## Begin

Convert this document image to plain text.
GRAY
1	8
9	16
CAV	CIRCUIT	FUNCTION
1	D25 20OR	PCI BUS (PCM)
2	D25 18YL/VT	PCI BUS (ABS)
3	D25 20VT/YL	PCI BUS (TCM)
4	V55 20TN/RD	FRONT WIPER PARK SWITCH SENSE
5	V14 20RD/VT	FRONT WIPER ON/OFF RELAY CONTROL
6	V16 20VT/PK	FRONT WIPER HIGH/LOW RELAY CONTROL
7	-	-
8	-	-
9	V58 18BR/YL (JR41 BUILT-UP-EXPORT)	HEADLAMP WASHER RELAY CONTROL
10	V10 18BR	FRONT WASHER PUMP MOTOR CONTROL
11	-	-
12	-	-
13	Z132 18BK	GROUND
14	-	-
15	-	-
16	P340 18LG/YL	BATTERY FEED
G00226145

## End

TASK TO CARRY OUT —
Return the listing above in its exact form.

WRITTEN REPLY —
Convert this document image to plain text.
GRAY
1	8
9	16
CAV	CIRCUIT	FUNCTION
1	D25 20OR	PCI BUS (PCM)
2	D25 18YL/VT	PCI BUS (ABS)
3	D25 20VT/YL	PCI BUS (TCM)
4	V55 20TN/RD	FRONT WIPER PARK SWITCH SENSE
5	V14 20RD/VT	FRONT WIPER ON/OFF RELAY CONTROL
6	V16 20VT/PK	FRONT WIPER HIGH/LOW RELAY CONTROL
7	-	-
8	-	-
9	V58 18BR/YL (JR41 BUILT-UP-EXPORT)	HEADLAMP WASHER RELAY CONTROL
10	V10 18BR	FRONT WASHER PUMP MOTOR CONTROL
11	-	-
12	-	-
13	Z132 18BK	GROUND
14	-	-
15	-	-
16	P340 18LG/YL	BATTERY FEED
G00226145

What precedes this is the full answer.